§ **Challenge**
Determine the count of lines holding "avec" and give that count alone.

§ **Dataset records**

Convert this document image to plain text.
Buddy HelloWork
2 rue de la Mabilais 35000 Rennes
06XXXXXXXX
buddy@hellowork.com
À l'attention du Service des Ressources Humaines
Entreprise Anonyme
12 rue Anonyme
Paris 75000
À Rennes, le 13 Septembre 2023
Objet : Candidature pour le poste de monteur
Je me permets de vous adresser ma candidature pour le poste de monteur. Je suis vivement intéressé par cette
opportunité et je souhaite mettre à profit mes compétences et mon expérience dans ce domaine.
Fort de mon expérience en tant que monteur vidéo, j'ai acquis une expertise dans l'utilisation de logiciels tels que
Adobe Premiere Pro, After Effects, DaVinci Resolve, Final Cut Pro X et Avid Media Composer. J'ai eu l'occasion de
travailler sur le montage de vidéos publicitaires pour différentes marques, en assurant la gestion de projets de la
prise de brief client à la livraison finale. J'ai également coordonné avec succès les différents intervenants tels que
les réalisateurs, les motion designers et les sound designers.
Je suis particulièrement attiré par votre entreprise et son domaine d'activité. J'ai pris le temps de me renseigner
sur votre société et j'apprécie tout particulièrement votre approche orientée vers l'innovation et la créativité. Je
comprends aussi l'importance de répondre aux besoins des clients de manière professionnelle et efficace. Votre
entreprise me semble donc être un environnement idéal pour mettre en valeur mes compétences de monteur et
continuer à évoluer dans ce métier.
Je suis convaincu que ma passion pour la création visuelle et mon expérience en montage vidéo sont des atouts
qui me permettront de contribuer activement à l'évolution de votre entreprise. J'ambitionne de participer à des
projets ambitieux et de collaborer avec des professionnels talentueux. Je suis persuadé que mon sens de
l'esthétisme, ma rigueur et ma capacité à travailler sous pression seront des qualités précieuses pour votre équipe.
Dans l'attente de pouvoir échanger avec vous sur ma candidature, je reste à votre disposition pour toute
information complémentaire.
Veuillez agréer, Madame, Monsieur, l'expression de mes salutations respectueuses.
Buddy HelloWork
* * *
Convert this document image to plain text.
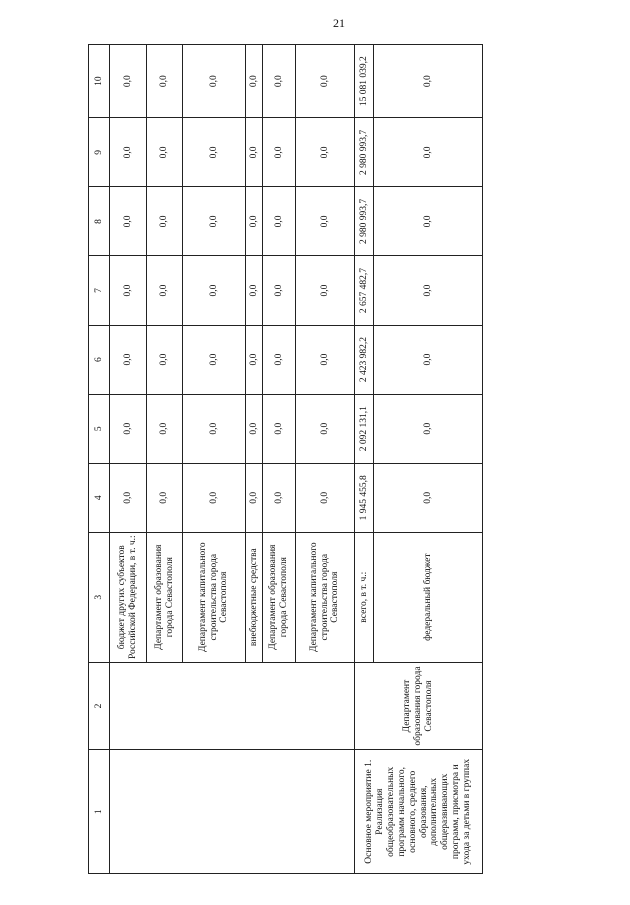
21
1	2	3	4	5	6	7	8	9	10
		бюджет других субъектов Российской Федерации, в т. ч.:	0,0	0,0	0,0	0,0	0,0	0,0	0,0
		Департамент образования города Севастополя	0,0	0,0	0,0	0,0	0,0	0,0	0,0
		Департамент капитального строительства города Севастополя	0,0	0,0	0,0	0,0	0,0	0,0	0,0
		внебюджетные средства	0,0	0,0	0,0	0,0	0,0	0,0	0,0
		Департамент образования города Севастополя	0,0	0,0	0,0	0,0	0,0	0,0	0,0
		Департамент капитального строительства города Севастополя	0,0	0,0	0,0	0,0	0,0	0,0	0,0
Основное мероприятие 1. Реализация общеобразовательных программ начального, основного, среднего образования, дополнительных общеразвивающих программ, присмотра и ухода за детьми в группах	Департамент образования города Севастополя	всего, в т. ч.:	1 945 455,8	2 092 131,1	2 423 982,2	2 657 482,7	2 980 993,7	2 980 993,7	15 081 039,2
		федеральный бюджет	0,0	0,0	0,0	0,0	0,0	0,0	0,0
...
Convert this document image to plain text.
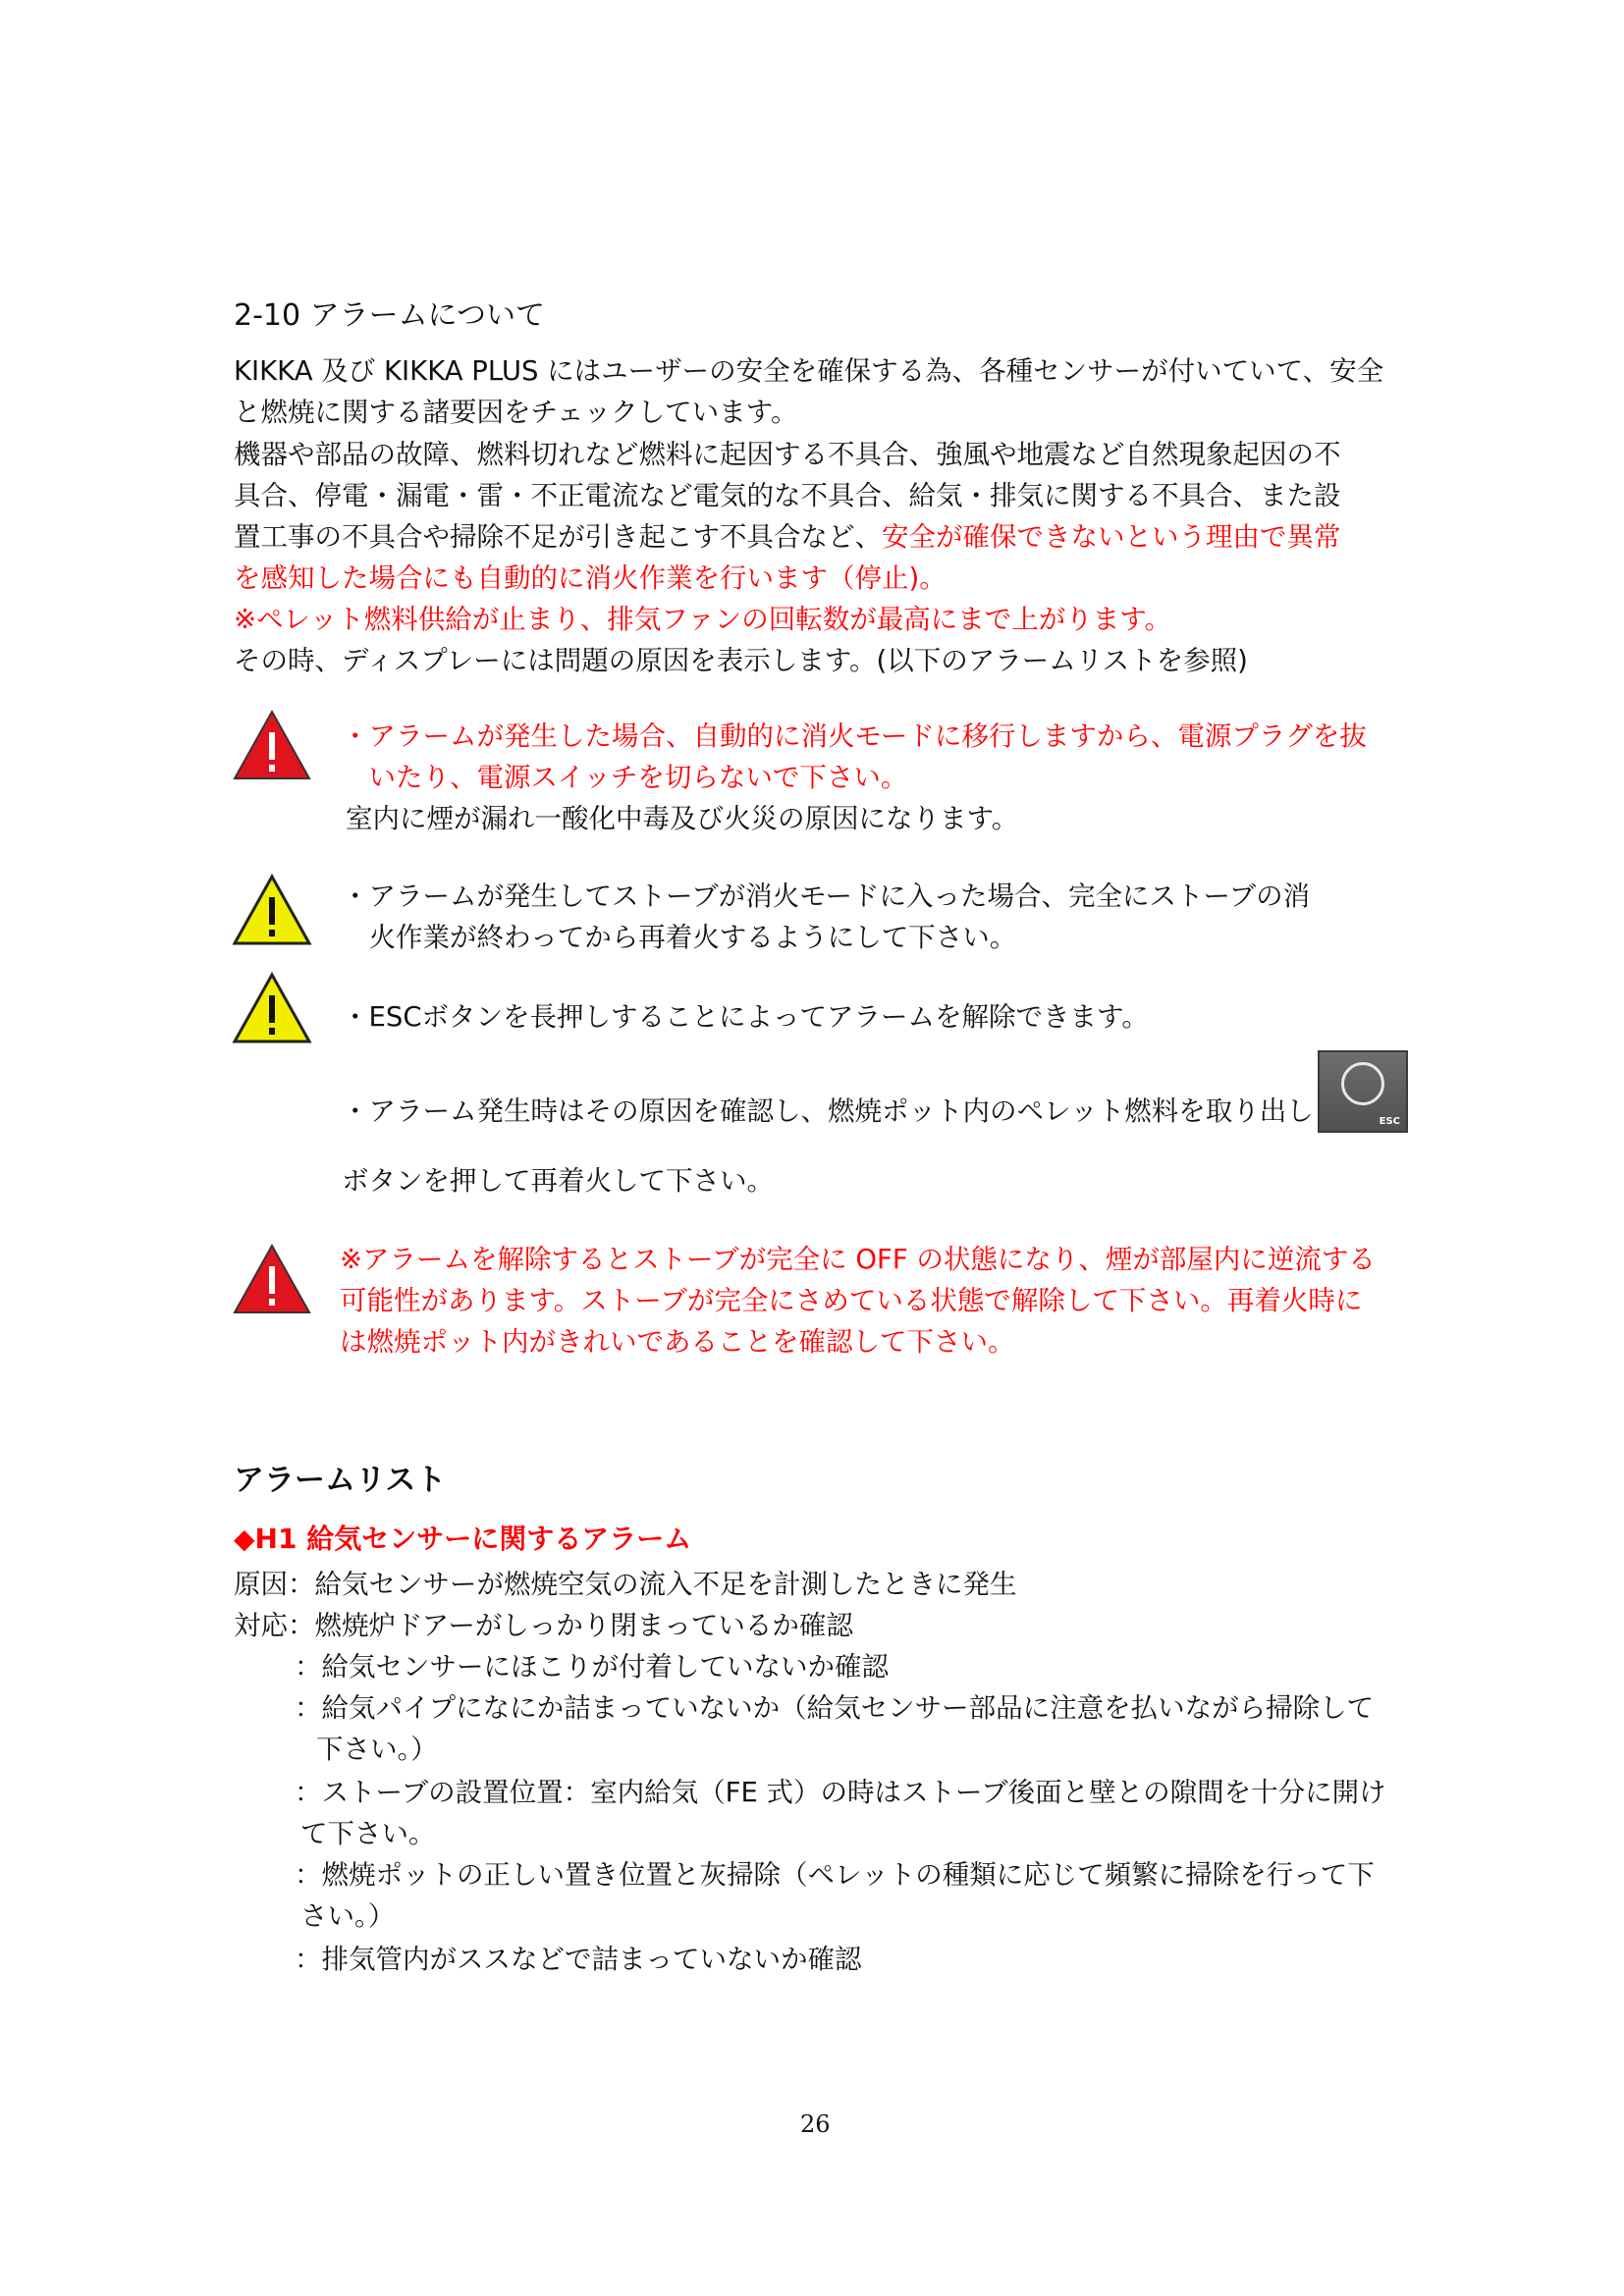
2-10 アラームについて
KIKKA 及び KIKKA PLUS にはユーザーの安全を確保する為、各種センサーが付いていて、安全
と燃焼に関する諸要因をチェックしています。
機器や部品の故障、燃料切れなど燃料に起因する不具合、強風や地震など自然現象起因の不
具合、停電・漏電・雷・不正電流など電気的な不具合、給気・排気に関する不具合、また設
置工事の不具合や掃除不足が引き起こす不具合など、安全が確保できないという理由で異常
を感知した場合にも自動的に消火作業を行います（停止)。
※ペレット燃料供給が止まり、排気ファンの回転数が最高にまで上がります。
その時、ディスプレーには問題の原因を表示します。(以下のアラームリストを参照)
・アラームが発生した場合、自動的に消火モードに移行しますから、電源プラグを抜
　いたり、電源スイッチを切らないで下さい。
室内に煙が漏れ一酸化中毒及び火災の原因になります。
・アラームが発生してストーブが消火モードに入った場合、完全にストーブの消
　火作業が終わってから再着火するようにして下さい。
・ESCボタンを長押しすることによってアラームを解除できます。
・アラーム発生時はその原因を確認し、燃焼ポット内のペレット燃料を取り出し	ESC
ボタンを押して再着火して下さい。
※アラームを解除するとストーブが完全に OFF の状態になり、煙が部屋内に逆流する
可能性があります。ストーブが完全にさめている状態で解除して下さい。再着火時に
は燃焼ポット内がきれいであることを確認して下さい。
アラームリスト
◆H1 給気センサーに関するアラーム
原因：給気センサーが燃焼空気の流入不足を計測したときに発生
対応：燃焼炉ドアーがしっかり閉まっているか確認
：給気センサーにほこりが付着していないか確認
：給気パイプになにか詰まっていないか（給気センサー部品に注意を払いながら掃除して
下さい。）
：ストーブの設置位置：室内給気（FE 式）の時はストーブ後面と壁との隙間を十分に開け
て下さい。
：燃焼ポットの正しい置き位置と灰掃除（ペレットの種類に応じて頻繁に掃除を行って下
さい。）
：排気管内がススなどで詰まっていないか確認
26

§ **Solution to this exercise**
3